Aim of the task » The records underneath are to be repeated exactly, with the pictures left out.

** Begin Record set **

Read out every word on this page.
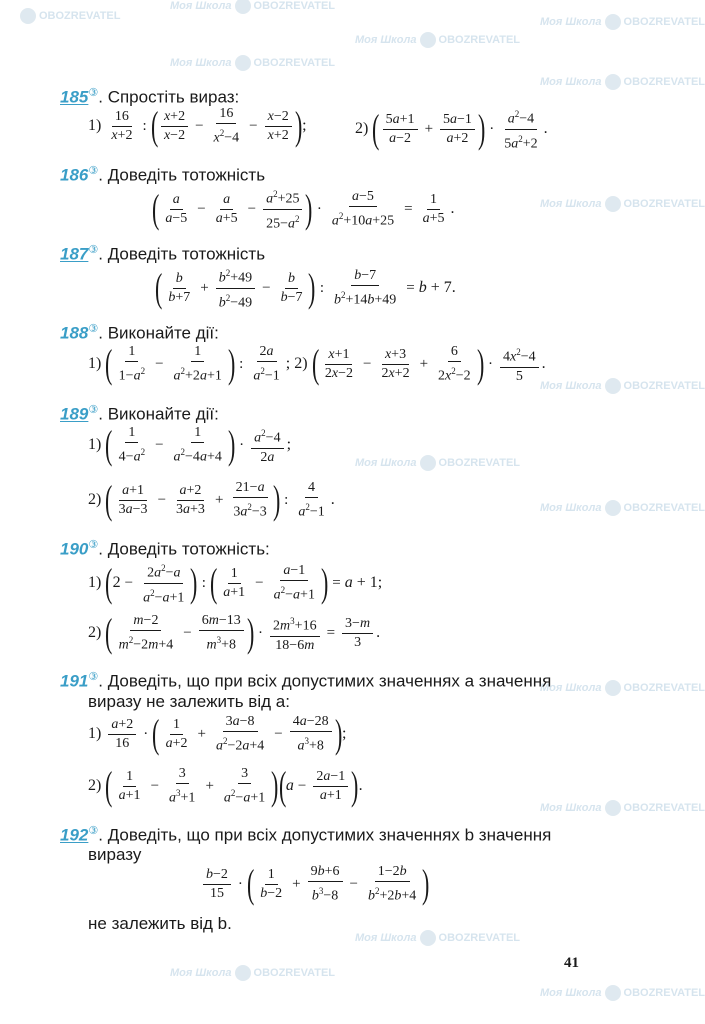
Моя Школа OBOZREVATEL
OBOZREVATEL	Моя Школа OBOZREVATEL
Моя Школа OBOZREVATEL
Моя Школа OBOZREVATEL
Моя Школа OBOZREVATEL
Моя Школа OBOZREVATEL
Моя Школа OBOZREVATEL
Моя Школа OBOZREVATEL
Моя Школа OBOZREVATEL
Моя Школа OBOZREVATEL
Моя Школа OBOZREVATEL
Моя Школа OBOZREVATEL
Моя Школа OBOZREVATEL
Моя Школа OBOZREVATEL
185③. Спростіть вираз:
$1) \frac{16}{x+2}$ : ( $\frac{x+2}{x-2} - \frac{16}{x^2-4} - \frac{x-2}{x+2}$ ) ;	2) ( $\frac{5a+1}{a-2} + \frac{5a-1}{a+2}$ ) · $\frac{a^2-4}{5a^2+2}$ .
186③. Доведіть тотожність
( $\frac{a}{a-5} - \frac{a}{a+5} - \frac{a^2+25}{25-a^2}$ ) · $\frac{a-5}{a^2+10a+25} = \frac{1}{a+5}$ .
187③. Доведіть тотожність
( $\frac{b}{b+7} + \frac{b^2+49}{b^2-49} - \frac{b}{b-7}$ ) : $\frac{b-7}{b^2+14b+49} = b + 7$.
188③. Виконайте дії:
1) ( $\frac{1}{1-a^2} - \frac{1}{a^2+2a+1}$ ) : $\frac{2a}{a^2-1}$ ; 2) ( $\frac{x+1}{2x-2} - \frac{x+3}{2x+2} + \frac{6}{2x^2-2}$ ) · $\frac{4x^2-4}{5}$ .
189③. Виконайте дії:
1) ( $\frac{1}{4-a^2} - \frac{1}{a^2-4a+4}$ ) · $\frac{a^2-4}{2a}$ ;
2) ( $\frac{a+1}{3a-3} - \frac{a+2}{3a+3} + \frac{21-a}{3a^2-3}$ ) : $\frac{4}{a^2-1}$ .
190③. Доведіть тотожність:
1) ( $2 - \frac{2a^2-a}{a^2-a+1}$ ) : ( $\frac{1}{a+1} - \frac{a-1}{a^2-a+1}$ ) = a + 1;
2) ( $\frac{m-2}{m^2-2m+4} - \frac{6m-13}{m^3+8}$ ) · $\frac{2m^3+16}{18-6m} = \frac{3-m}{3}$ .
191③. Доведіть, що при всіх допустимих значеннях a значення
виразу не залежить від a:
$1) \frac{a+2}{16}$ · ( $\frac{1}{a+2} + \frac{3a-8}{a^2-2a+4} - \frac{4a-28}{a^3+8}$ ) ;
2) ( $\frac{1}{a+1} - \frac{3}{a^3+1} + \frac{3}{a^2-a+1}$ ) ( $a - \frac{2a-1}{a+1}$ ) .
192③. Доведіть, що при всіх допустимих значеннях b значення
виразу
$\frac{b-2}{15}$ · ( $\frac{1}{b-2} + \frac{9b+6}{b^3-8} - \frac{1-2b}{b^2+2b+4}$ )
не залежить від b.
41
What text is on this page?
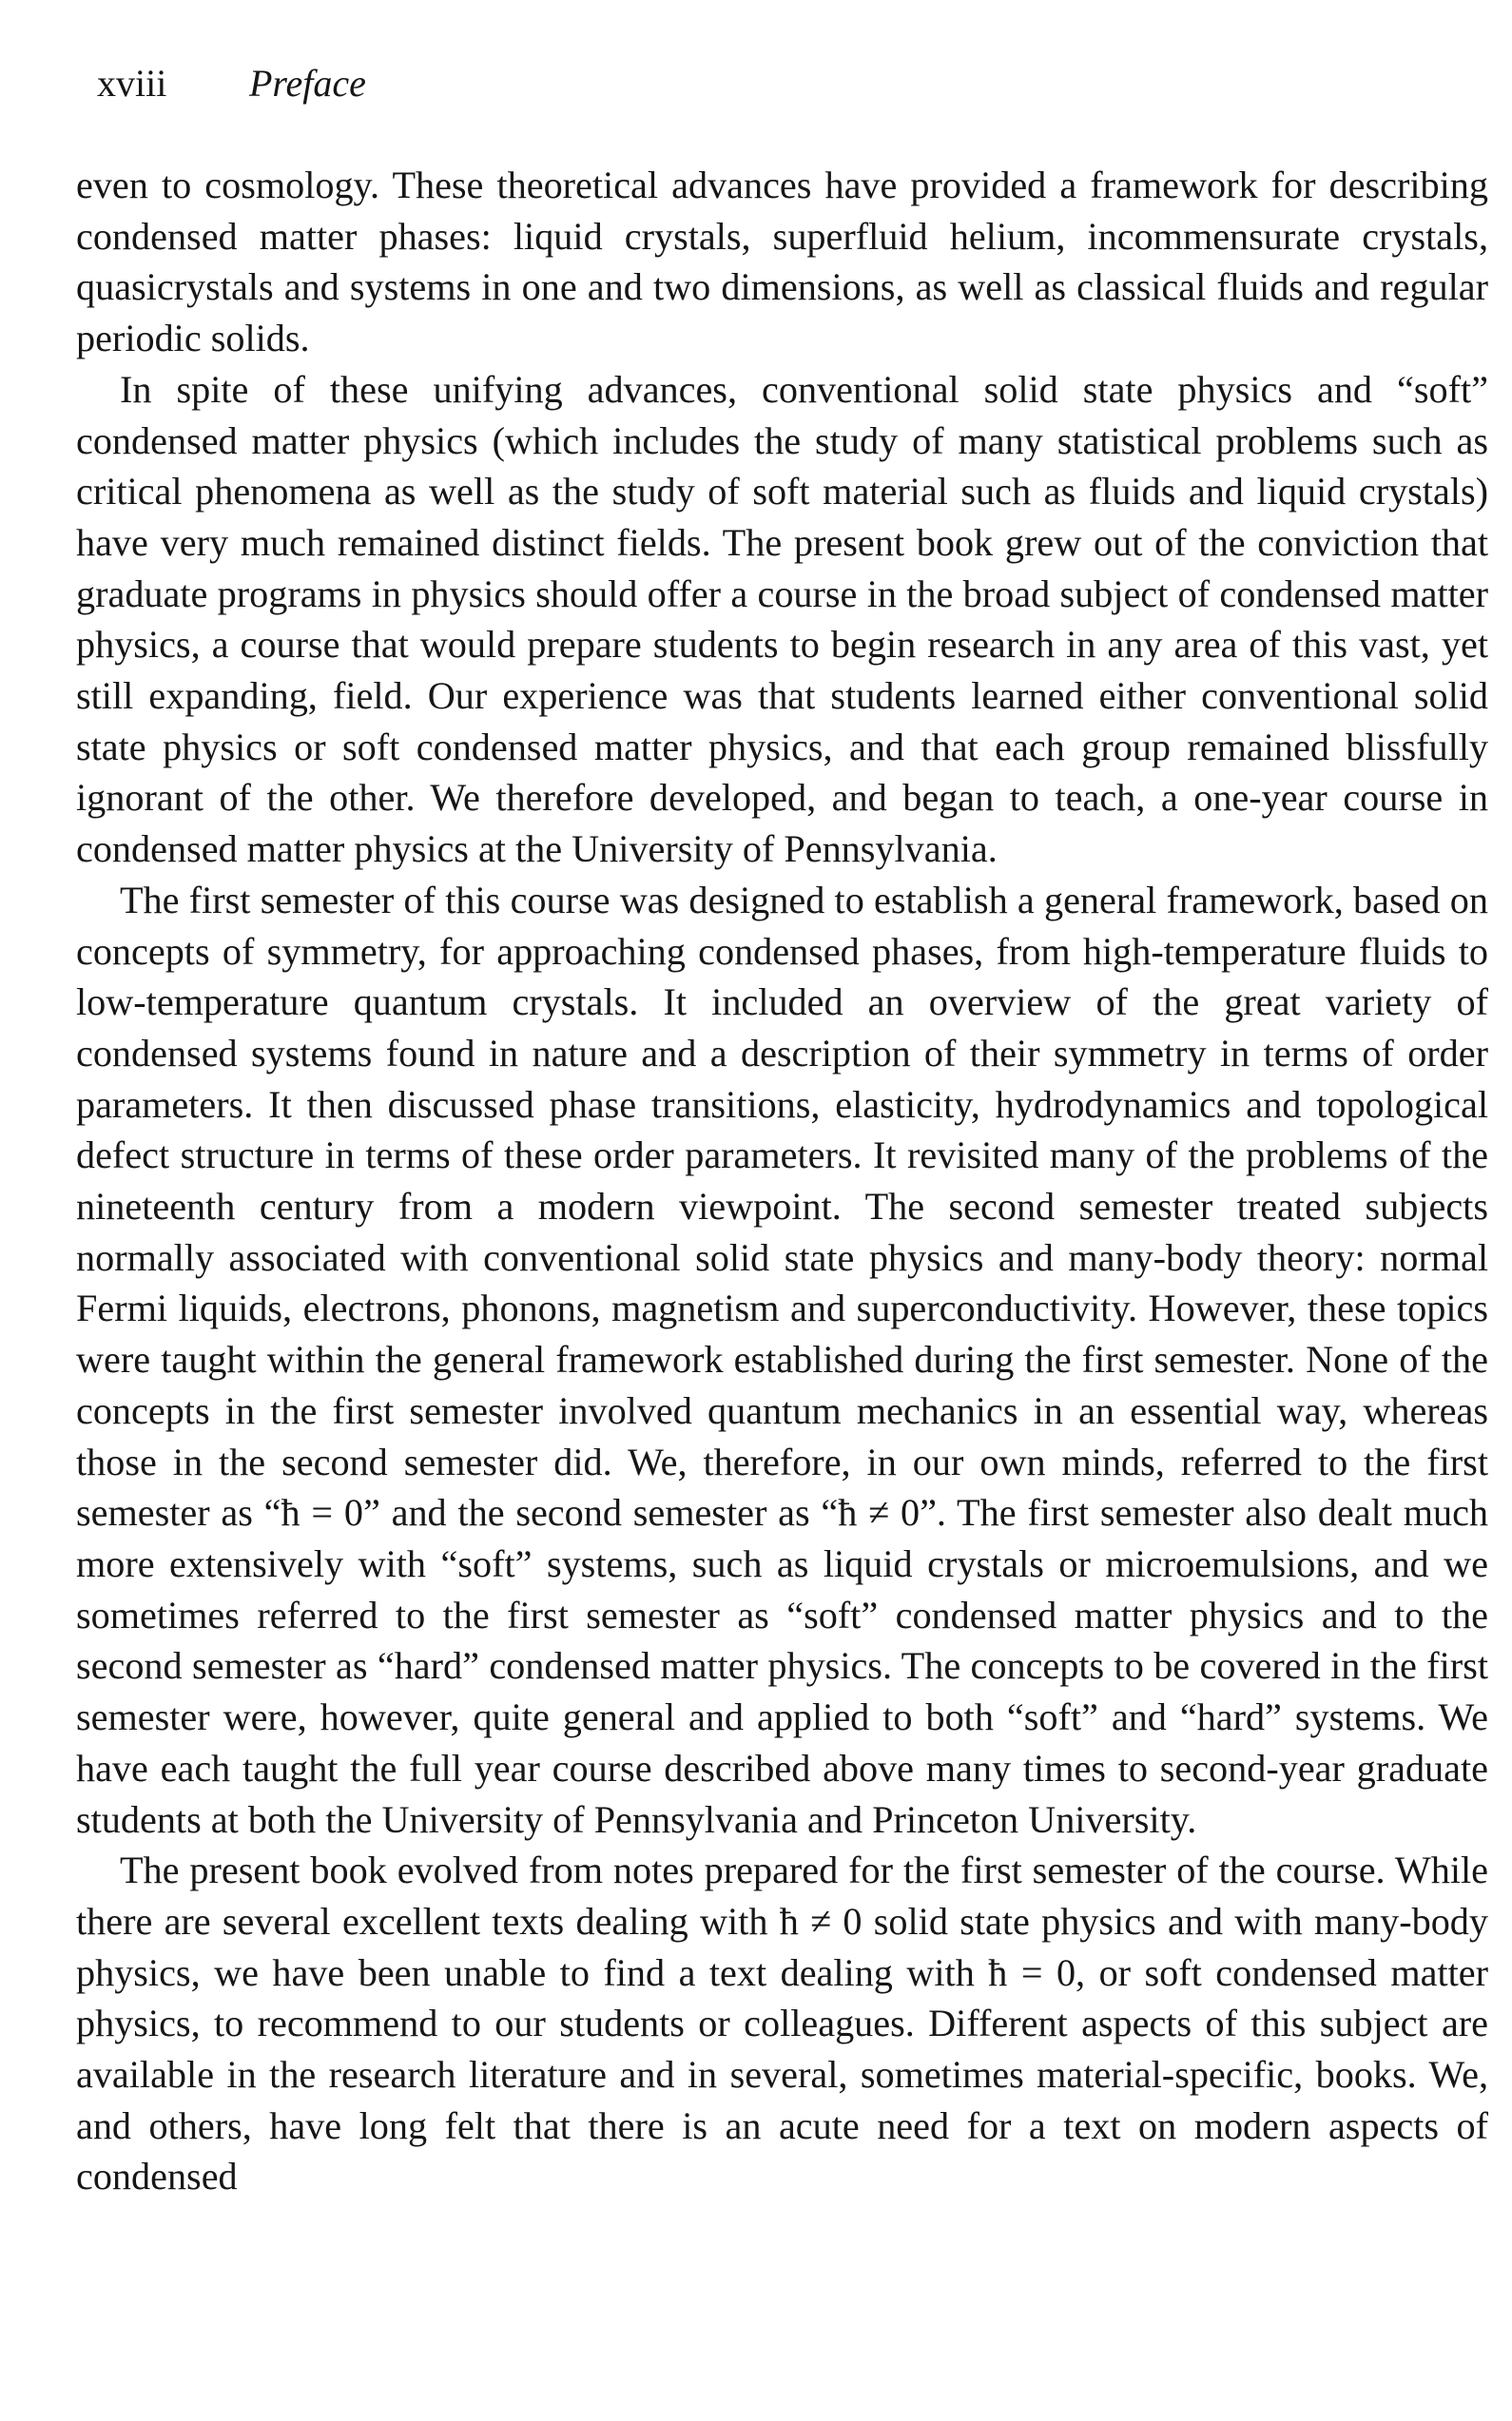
xviii Preface

even to cosmology. These theoretical advances have provided a framework for describing condensed matter phases: liquid crystals, superfluid helium, incommensurate crystals, quasicrystals and systems in one and two dimensions, as well as classical fluids and regular periodic solids.

In spite of these unifying advances, conventional solid state physics and “soft” condensed matter physics (which includes the study of many statistical problems such as critical phenomena as well as the study of soft material such as fluids and liquid crystals) have very much remained distinct fields. The present book grew out of the conviction that graduate programs in physics should offer a course in the broad subject of condensed matter physics, a course that would prepare students to begin research in any area of this vast, yet still expanding, field. Our experience was that students learned either conventional solid state physics or soft condensed matter physics, and that each group remained blissfully ignorant of the other. We therefore developed, and began to teach, a one-year course in condensed matter physics at the University of Pennsylvania.

The first semester of this course was designed to establish a general framework, based on concepts of symmetry, for approaching condensed phases, from high-temperature fluids to low-temperature quantum crystals. It included an overview of the great variety of condensed systems found in nature and a description of their symmetry in terms of order parameters. It then discussed phase transitions, elasticity, hydrodynamics and topological defect structure in terms of these order parameters. It revisited many of the problems of the nineteenth century from a modern viewpoint. The second semester treated subjects normally associated with conventional solid state physics and many-body theory: normal Fermi liquids, electrons, phonons, magnetism and superconductivity. However, these topics were taught within the general framework established during the first semester. None of the concepts in the first semester involved quantum mechanics in an essential way, whereas those in the second semester did. We, therefore, in our own minds, referred to the first semester as “ħ = 0” and the second semester as “ħ ≠ 0”. The first semester also dealt much more extensively with “soft” systems, such as liquid crystals or microemulsions, and we sometimes referred to the first semester as “soft” condensed matter physics and to the second semester as “hard” condensed matter physics. The concepts to be covered in the first semester were, however, quite general and applied to both “soft” and “hard” systems. We have each taught the full year course described above many times to second-year graduate students at both the University of Pennsylvania and Princeton University.

The present book evolved from notes prepared for the first semester of the course. While there are several excellent texts dealing with ħ ≠ 0 solid state physics and with many-body physics, we have been unable to find a text dealing with ħ = 0, or soft condensed matter physics, to recommend to our students or colleagues. Different aspects of this subject are available in the research literature and in several, sometimes material-specific, books. We, and others, have long felt that there is an acute need for a text on modern aspects of condensed
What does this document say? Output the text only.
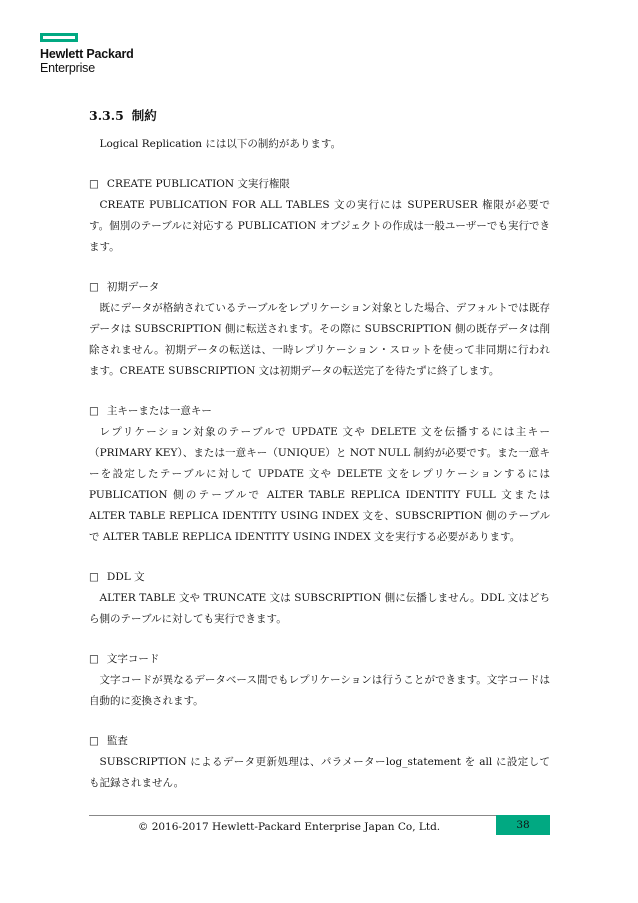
Hewlett Packard
Enterprise
3.3.5 制約

Logical Replication には以下の制約があります。

□ CREATE PUBLICATION 文実行権限

CREATE PUBLICATION FOR ALL TABLES 文の実行には SUPERUSER 権限が必要です。個別のテーブルに対応する PUBLICATION オブジェクトの作成は一般ユーザーでも実行できます。

□ 初期データ

既にデータが格納されているテーブルをレプリケーション対象とした場合、デフォルトでは既存データは SUBSCRIPTION 側に転送されます。その際に SUBSCRIPTION 側の既存データは削除されません。初期データの転送は、一時レプリケーション・スロットを使って非同期に行われます。CREATE SUBSCRIPTION 文は初期データの転送完了を待たずに終了します。

□ 主キーまたは一意キー

レプリケーション対象のテーブルで UPDATE 文や DELETE 文を伝播するには主キー（PRIMARY KEY）、または一意キー（UNIQUE）と NOT NULL 制約が必要です。また一意キーを設定したテーブルに対して UPDATE 文や DELETE 文をレプリケーションするには PUBLICATION 側のテーブルで ALTER TABLE REPLICA IDENTITY FULL 文または ALTER TABLE REPLICA IDENTITY USING INDEX 文を、SUBSCRIPTION 側のテーブルで ALTER TABLE REPLICA IDENTITY USING INDEX 文を実行する必要があります。

□ DDL 文

ALTER TABLE 文や TRUNCATE 文は SUBSCRIPTION 側に伝播しません。DDL 文はどちら側のテーブルに対しても実行できます。

□ 文字コード

文字コードが異なるデータベース間でもレプリケーションは行うことができます。文字コードは自動的に変換されます。

□ 監査

SUBSCRIPTION によるデータ更新処理は、パラメーターlog_statement を all に設定しても記録されません。

© 2016-2017 Hewlett-Packard Enterprise Japan Co, Ltd.	38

** End Record set **

Solution to this task »
Read out every word on this page.
Моя Школа OBOZREVATEL
OBOZREVATEL	Моя Школа OBOZREVATEL
Моя Школа OBOZREVATEL
Моя Школа OBOZREVATEL
Моя Школа OBOZREVATEL
Моя Школа OBOZREVATEL
Моя Школа OBOZREVATEL
Моя Школа OBOZREVATEL
Моя Школа OBOZREVATEL
Моя Школа OBOZREVATEL
Моя Школа OBOZREVATEL
Моя Школа OBOZREVATEL
Моя Школа OBOZREVATEL
Моя Школа OBOZREVATEL
185③. Спростіть вираз:
$1) \frac{16}{x+2}$ : ( $\frac{x+2}{x-2} - \frac{16}{x^2-4} - \frac{x-2}{x+2}$ ) ;	2) ( $\frac{5a+1}{a-2} + \frac{5a-1}{a+2}$ ) · $\frac{a^2-4}{5a^2+2}$ .
186③. Доведіть тотожність
( $\frac{a}{a-5} - \frac{a}{a+5} - \frac{a^2+25}{25-a^2}$ ) · $\frac{a-5}{a^2+10a+25} = \frac{1}{a+5}$ .
187③. Доведіть тотожність
( $\frac{b}{b+7} + \frac{b^2+49}{b^2-49} - \frac{b}{b-7}$ ) : $\frac{b-7}{b^2+14b+49} = b + 7$.
188③. Виконайте дії:
1) ( $\frac{1}{1-a^2} - \frac{1}{a^2+2a+1}$ ) : $\frac{2a}{a^2-1}$ ; 2) ( $\frac{x+1}{2x-2} - \frac{x+3}{2x+2} + \frac{6}{2x^2-2}$ ) · $\frac{4x^2-4}{5}$ .
189③. Виконайте дії:
1) ( $\frac{1}{4-a^2} - \frac{1}{a^2-4a+4}$ ) · $\frac{a^2-4}{2a}$ ;
2) ( $\frac{a+1}{3a-3} - \frac{a+2}{3a+3} + \frac{21-a}{3a^2-3}$ ) : $\frac{4}{a^2-1}$ .
190③. Доведіть тотожність:
1) ( $2 - \frac{2a^2-a}{a^2-a+1}$ ) : ( $\frac{1}{a+1} - \frac{a-1}{a^2-a+1}$ ) = a + 1;
2) ( $\frac{m-2}{m^2-2m+4} - \frac{6m-13}{m^3+8}$ ) · $\frac{2m^3+16}{18-6m} = \frac{3-m}{3}$ .
191③. Доведіть, що при всіх допустимих значеннях a значення
виразу не залежить від a:
$1) \frac{a+2}{16}$ · ( $\frac{1}{a+2} + \frac{3a-8}{a^2-2a+4} - \frac{4a-28}{a^3+8}$ ) ;
2) ( $\frac{1}{a+1} - \frac{3}{a^3+1} + \frac{3}{a^2-a+1}$ ) ( $a - \frac{2a-1}{a+1}$ ) .
192③. Доведіть, що при всіх допустимих значеннях b значення
виразу
$\frac{b-2}{15}$ · ( $\frac{1}{b-2} + \frac{9b+6}{b^3-8} - \frac{1-2b}{b^2+2b+4}$ )
не залежить від b.
41
What text is on this page?
xviii Preface

even to cosmology. These theoretical advances have provided a framework for describing condensed matter phases: liquid crystals, superfluid helium, incommensurate crystals, quasicrystals and systems in one and two dimensions, as well as classical fluids and regular periodic solids.

In spite of these unifying advances, conventional solid state physics and “soft” condensed matter physics (which includes the study of many statistical problems such as critical phenomena as well as the study of soft material such as fluids and liquid crystals) have very much remained distinct fields. The present book grew out of the conviction that graduate programs in physics should offer a course in the broad subject of condensed matter physics, a course that would prepare students to begin research in any area of this vast, yet still expanding, field. Our experience was that students learned either conventional solid state physics or soft condensed matter physics, and that each group remained blissfully ignorant of the other. We therefore developed, and began to teach, a one-year course in condensed matter physics at the University of Pennsylvania.

The first semester of this course was designed to establish a general framework, based on concepts of symmetry, for approaching condensed phases, from high-temperature fluids to low-temperature quantum crystals. It included an overview of the great variety of condensed systems found in nature and a description of their symmetry in terms of order parameters. It then discussed phase transitions, elasticity, hydrodynamics and topological defect structure in terms of these order parameters. It revisited many of the problems of the nineteenth century from a modern viewpoint. The second semester treated subjects normally associated with conventional solid state physics and many-body theory: normal Fermi liquids, electrons, phonons, magnetism and superconductivity. However, these topics were taught within the general framework established during the first semester. None of the concepts in the first semester involved quantum mechanics in an essential way, whereas those in the second semester did. We, therefore, in our own minds, referred to the first semester as “ħ = 0” and the second semester as “ħ ≠ 0”. The first semester also dealt much more extensively with “soft” systems, such as liquid crystals or microemulsions, and we sometimes referred to the first semester as “soft” condensed matter physics and to the second semester as “hard” condensed matter physics. The concepts to be covered in the first semester were, however, quite general and applied to both “soft” and “hard” systems. We have each taught the full year course described above many times to second-year graduate students at both the University of Pennsylvania and Princeton University.

The present book evolved from notes prepared for the first semester of the course. While there are several excellent texts dealing with ħ ≠ 0 solid state physics and with many-body physics, we have been unable to find a text dealing with ħ = 0, or soft condensed matter physics, to recommend to our students or colleagues. Different aspects of this subject are available in the research literature and in several, sometimes material-specific, books. We, and others, have long felt that there is an acute need for a text on modern aspects of condensed
What does this document say? Output the text only.
Hewlett Packard
Enterprise
3.3.5 制約

Logical Replication には以下の制約があります。

□ CREATE PUBLICATION 文実行権限

CREATE PUBLICATION FOR ALL TABLES 文の実行には SUPERUSER 権限が必要です。個別のテーブルに対応する PUBLICATION オブジェクトの作成は一般ユーザーでも実行できます。

□ 初期データ

既にデータが格納されているテーブルをレプリケーション対象とした場合、デフォルトでは既存データは SUBSCRIPTION 側に転送されます。その際に SUBSCRIPTION 側の既存データは削除されません。初期データの転送は、一時レプリケーション・スロットを使って非同期に行われます。CREATE SUBSCRIPTION 文は初期データの転送完了を待たずに終了します。

□ 主キーまたは一意キー

レプリケーション対象のテーブルで UPDATE 文や DELETE 文を伝播するには主キー（PRIMARY KEY）、または一意キー（UNIQUE）と NOT NULL 制約が必要です。また一意キーを設定したテーブルに対して UPDATE 文や DELETE 文をレプリケーションするには PUBLICATION 側のテーブルで ALTER TABLE REPLICA IDENTITY FULL 文または ALTER TABLE REPLICA IDENTITY USING INDEX 文を、SUBSCRIPTION 側のテーブルで ALTER TABLE REPLICA IDENTITY USING INDEX 文を実行する必要があります。

□ DDL 文

ALTER TABLE 文や TRUNCATE 文は SUBSCRIPTION 側に伝播しません。DDL 文はどちら側のテーブルに対しても実行できます。

□ 文字コード

文字コードが異なるデータベース間でもレプリケーションは行うことができます。文字コードは自動的に変換されます。

□ 監査

SUBSCRIPTION によるデータ更新処理は、パラメーターlog_statement を all に設定しても記録されません。

© 2016-2017 Hewlett-Packard Enterprise Japan Co, Ltd.	38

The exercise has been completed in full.